(Records excerpted from a collection)
^^^^^^^^

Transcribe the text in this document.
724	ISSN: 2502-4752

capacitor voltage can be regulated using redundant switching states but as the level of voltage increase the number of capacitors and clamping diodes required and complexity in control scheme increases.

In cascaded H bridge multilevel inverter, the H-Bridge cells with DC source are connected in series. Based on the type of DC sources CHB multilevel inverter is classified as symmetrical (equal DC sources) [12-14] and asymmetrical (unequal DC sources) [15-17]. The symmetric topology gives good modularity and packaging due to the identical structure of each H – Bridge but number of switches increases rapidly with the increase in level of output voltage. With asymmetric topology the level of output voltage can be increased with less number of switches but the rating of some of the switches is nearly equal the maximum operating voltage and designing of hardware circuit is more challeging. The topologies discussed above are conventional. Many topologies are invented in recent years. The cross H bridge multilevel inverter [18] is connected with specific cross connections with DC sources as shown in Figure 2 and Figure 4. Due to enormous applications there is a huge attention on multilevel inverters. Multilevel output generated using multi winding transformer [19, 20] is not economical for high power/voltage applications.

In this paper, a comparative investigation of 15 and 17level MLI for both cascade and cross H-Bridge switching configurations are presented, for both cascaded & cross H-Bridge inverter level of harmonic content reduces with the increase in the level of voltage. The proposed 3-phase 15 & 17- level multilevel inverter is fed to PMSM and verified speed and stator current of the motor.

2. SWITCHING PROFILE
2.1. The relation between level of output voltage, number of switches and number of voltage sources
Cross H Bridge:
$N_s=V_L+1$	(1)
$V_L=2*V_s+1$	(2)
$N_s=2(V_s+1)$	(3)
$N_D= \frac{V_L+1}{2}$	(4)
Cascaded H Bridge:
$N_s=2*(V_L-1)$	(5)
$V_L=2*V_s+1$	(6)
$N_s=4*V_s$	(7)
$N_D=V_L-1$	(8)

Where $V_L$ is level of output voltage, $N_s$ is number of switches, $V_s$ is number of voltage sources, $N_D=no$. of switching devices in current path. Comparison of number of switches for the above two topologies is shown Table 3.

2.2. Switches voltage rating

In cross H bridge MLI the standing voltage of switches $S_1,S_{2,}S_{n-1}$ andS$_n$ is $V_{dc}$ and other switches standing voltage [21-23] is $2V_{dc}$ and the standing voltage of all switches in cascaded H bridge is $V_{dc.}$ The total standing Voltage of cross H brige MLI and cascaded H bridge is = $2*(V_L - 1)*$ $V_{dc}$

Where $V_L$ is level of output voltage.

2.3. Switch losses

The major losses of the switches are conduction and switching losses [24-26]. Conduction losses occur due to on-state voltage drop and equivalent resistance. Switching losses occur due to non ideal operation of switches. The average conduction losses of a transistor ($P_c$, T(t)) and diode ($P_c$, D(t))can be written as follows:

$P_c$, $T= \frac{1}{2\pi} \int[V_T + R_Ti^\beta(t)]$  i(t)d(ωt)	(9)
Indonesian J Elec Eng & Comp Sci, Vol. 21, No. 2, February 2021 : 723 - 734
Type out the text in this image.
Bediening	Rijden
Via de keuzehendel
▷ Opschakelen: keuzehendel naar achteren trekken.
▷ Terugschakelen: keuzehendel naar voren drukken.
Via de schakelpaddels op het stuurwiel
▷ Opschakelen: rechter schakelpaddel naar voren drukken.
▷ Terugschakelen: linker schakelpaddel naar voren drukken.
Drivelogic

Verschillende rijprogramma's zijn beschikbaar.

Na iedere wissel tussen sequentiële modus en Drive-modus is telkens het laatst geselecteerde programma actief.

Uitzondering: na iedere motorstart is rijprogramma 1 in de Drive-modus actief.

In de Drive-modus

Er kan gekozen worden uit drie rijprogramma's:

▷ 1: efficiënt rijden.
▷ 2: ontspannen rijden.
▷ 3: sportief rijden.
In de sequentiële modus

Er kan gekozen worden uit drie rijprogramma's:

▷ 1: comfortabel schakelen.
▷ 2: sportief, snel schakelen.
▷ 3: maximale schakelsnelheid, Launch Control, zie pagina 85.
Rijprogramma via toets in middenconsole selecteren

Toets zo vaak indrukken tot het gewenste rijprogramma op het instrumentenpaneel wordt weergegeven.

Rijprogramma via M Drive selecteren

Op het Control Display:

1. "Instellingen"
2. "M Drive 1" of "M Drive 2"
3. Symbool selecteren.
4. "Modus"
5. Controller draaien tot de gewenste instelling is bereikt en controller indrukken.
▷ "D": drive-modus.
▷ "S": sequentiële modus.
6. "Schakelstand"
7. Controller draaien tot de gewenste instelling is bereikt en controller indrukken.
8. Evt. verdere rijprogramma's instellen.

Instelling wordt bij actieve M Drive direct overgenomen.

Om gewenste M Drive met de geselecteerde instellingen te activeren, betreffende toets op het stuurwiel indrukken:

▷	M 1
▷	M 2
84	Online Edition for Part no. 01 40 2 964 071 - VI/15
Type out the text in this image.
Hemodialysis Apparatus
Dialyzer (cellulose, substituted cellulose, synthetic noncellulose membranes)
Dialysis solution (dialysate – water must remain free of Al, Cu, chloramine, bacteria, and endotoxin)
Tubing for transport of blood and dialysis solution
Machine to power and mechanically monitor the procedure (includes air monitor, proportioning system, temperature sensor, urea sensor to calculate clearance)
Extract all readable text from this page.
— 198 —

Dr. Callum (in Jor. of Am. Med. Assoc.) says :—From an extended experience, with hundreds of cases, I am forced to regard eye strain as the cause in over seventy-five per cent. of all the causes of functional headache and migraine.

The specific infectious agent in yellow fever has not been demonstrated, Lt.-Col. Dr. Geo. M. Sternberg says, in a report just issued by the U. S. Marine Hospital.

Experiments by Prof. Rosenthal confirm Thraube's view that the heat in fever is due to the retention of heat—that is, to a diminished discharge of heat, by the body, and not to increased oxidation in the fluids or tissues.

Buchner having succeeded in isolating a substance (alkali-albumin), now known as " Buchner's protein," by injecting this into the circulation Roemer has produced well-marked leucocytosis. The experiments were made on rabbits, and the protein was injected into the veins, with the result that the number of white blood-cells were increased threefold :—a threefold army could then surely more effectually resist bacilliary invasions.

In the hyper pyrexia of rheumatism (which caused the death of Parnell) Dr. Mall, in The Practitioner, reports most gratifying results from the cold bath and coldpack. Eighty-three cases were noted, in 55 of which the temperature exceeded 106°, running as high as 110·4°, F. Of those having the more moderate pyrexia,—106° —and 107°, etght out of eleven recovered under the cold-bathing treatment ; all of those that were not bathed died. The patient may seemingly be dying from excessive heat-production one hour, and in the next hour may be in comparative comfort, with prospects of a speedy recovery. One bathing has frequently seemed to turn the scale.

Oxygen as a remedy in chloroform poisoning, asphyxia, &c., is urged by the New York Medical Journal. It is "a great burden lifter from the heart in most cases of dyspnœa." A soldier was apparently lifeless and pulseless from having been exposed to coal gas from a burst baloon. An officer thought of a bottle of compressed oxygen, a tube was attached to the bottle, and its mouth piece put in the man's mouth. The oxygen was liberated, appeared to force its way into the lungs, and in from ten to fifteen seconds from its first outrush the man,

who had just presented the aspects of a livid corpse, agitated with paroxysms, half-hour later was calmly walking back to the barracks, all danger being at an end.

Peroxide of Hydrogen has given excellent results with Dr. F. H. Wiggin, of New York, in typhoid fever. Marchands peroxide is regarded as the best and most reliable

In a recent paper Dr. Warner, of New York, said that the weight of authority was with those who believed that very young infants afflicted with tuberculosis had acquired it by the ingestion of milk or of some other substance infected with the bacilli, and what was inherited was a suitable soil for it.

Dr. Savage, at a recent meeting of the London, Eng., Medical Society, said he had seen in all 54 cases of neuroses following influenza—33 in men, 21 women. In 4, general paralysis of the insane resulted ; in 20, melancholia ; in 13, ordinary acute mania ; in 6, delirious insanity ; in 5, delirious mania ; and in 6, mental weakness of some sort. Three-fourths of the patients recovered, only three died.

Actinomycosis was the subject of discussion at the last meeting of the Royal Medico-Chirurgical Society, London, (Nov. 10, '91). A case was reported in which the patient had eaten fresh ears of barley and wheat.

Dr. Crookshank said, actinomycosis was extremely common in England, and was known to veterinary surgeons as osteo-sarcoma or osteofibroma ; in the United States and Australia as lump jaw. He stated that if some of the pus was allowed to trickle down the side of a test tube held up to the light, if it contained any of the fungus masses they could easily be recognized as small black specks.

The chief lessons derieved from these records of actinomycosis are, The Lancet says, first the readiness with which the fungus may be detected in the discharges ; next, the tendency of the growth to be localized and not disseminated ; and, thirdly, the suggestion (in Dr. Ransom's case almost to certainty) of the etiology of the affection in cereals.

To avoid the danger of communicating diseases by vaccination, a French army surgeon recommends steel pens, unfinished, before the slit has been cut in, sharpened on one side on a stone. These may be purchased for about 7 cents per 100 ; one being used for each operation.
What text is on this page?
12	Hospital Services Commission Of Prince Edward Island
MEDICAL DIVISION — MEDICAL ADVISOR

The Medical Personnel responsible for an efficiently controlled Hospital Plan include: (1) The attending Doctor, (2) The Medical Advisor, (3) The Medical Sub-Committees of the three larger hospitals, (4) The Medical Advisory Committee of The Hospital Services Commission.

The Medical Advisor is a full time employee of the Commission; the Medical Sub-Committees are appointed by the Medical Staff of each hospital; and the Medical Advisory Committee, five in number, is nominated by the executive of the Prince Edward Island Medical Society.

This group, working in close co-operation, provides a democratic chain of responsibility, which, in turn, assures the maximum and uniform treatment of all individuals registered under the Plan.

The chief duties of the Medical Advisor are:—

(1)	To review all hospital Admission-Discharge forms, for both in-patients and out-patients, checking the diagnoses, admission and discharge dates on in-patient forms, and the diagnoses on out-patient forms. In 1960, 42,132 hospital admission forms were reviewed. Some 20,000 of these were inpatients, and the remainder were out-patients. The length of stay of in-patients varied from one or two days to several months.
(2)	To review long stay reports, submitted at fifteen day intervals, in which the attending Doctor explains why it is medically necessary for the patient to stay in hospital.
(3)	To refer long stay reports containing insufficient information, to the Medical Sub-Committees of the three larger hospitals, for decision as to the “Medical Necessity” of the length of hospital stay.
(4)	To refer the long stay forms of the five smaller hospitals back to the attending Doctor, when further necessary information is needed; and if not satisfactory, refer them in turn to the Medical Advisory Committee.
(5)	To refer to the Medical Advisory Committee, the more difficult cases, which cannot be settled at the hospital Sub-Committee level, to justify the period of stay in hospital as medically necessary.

^^^^^^^^

Work request :: Scan the lines above, and whenever one holds the string "first", copy it.

Response for this exercise ::
Oxygen as a remedy in chloroform poisoning, asphyxia, &c., is urged by the New York Medical Journal. It is "a great burden lifter from the heart in most cases of dyspnœa." A soldier was apparently lifeless and pulseless from having been exposed to coal gas from a burst baloon. An officer thought of a bottle of compressed oxygen, a tube was attached to the bottle, and its mouth piece put in the man's mouth. The oxygen was liberated, appeared to force its way into the lungs, and in from ten to fifteen seconds from its first outrush the man,
The chief lessons derieved from these records of actinomycosis are, The Lancet says, first the readiness with which the fungus may be detected in the discharges ; next, the tendency of the growth to be localized and not disseminated ; and, thirdly, the suggestion (in Dr. Ransom's case almost to certainty) of the etiology of the affection in cereals.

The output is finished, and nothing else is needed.